### Ausgewählter Text
◇ ◇ ◇ ◇

# taz.de -- DGB-Studie zur Rente: 40 Prozent glauben nicht, dass sie durchhalten
       
       > Vier von zehn Beschäftigten bezweifeln, dass sie ihren Job bis zum
       > Renteneintrittsalter ausüben können. In besonders belastenden Berufen
       > sind es sogar noch mehr.
       
 (IMG) Bild: Täglich Mauern bis zur Rente? I doubt it!
       
       afp | Vier von zehn Arbeitnehmer:innen in Deutschland glauben einer
       neuen Erhebung zufolge nicht, dass sie ihren Job bis zum Erreichen des
       Renteneintrittsalters ausüben können. Im Handwerk, in der Pflege, im
       Baugewerbe, in Erziehungsberufen und anderen körperlich und psychisch
       belastenden Berufen zweifelt sogar die Hälfte der Beschäftigten an einem
       Durchhalten bis zur Rente, wie aus einer neuen Auswertung des DGB-Index
       Gute Arbeit hervorgeht, über den die Zeitungen der Funke Mediengruppe am
       Sonntag berichteten.

◇ ◇ ◇ ◇

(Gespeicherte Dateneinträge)
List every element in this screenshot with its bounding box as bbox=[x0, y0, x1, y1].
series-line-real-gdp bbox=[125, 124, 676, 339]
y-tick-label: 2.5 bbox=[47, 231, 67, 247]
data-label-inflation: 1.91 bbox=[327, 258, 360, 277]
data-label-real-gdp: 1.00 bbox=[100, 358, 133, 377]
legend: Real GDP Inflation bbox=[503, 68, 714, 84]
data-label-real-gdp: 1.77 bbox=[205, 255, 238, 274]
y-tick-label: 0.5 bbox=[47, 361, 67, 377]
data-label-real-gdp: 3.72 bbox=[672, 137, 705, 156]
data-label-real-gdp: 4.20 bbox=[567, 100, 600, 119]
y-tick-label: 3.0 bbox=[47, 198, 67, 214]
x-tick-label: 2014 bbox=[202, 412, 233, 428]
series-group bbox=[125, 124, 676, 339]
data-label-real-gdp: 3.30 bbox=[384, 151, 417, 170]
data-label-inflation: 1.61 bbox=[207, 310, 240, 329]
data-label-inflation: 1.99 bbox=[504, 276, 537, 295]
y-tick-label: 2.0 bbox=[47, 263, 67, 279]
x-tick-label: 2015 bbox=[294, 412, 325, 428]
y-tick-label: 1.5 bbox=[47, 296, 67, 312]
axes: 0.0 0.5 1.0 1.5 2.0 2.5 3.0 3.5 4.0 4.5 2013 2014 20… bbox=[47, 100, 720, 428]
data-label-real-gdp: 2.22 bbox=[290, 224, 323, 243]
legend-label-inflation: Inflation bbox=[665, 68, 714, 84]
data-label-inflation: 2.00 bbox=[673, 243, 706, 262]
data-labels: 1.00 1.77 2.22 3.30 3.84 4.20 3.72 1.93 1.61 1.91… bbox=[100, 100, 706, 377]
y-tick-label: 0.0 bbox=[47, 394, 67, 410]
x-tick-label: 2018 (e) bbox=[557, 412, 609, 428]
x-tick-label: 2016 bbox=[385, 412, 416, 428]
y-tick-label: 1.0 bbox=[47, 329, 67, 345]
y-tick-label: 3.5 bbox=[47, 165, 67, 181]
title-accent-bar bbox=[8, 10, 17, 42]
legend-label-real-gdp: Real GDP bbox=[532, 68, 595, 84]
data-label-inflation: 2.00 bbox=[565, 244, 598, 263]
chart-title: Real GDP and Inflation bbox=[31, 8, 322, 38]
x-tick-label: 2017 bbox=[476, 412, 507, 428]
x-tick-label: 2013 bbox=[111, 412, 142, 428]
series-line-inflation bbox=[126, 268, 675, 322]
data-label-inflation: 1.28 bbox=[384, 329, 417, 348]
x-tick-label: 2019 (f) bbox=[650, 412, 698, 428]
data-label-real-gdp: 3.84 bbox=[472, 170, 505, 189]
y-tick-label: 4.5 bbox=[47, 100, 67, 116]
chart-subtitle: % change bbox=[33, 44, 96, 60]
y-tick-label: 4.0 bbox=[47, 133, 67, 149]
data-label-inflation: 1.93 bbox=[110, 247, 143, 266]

◇ ◇ ◇ ◇

### Was zu tun ist
1. Kannst du den Abschnitt aus dem Artikel über die DGB-Studie zur Rente abschreiben, der mit „# taz.de -- DGB-Studie“ beginnt und mit „sogar noch mehr.“ endet?
2. Wie geht der Artikel über die DGB-Studie zur Rente nach seinem letzten Satz weiter? Setze ihn fort.

### Nummerierte Antworten
1.
# taz.de -- DGB-Studie zur Rente: 40 Prozent glauben nicht, dass sie durchhalten
       
       > Vier von zehn Beschäftigten bezweifeln, dass sie ihren Job bis zum
       > Renteneintrittsalter ausüben können. In besonders belastenden Berufen
       > sind es sogar noch mehr.

2.
       
       Für die Auswertung wurden knapp 28.000 Beschäftigte in den Jahren 2022 bis
       2026 befragt. Demnach glauben lediglich 53 Prozent, ihre derzeitige
       Tätigkeit bis zum gesetzlichen Renteneintritt ohne Einschränkungen ausüben
       zu können – 40 Prozent rechnen dagegen nicht damit.
       
       ## Zweifel in Handwerk und Pflege besonders groß
       
       Besonders groß sind die Zweifel in einzelnen Berufsgruppen. So erwarten 72
       Prozent der Beschäftigten im Bereich Sanitär, Heizung und Klempnerei, ihren
       Beruf nicht bis zur Rente ausüben zu können. In der Krankenpflege sind es
       71 Prozent, in der [1][Altenpflege 67 Prozent], in Hochbauberufen 66
       Prozent und bei Erzieherinnen und Erziehern 57 Prozent.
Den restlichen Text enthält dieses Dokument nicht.